● **ENTRIES SUPPLIED**

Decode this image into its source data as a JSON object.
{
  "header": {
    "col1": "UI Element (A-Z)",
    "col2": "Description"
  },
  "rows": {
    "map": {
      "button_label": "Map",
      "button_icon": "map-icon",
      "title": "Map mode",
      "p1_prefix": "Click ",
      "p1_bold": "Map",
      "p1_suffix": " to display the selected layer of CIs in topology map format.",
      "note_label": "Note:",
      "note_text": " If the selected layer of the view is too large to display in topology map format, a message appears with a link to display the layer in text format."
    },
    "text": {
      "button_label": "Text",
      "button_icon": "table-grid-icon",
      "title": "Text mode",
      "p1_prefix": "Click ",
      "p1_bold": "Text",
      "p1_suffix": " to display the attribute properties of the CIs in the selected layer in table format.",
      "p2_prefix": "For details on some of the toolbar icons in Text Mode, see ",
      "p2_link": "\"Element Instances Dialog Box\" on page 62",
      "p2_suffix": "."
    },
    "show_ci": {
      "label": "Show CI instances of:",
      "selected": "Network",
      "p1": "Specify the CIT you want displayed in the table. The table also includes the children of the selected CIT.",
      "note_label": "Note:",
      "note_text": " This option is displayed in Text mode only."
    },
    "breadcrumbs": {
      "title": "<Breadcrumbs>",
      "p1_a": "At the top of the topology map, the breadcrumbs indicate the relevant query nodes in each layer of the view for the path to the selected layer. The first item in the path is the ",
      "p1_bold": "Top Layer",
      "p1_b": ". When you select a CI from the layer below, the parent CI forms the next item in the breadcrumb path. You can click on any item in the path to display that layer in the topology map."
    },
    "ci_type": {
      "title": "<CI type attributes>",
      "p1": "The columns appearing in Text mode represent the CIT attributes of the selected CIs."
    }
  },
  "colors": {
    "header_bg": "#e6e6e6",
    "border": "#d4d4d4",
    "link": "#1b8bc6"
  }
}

● **AIM OF THE EXERCISE**
Across the material above, how many lines include the string "item"? Only the number is wanted.

● **EXERCISE ANSWER**
2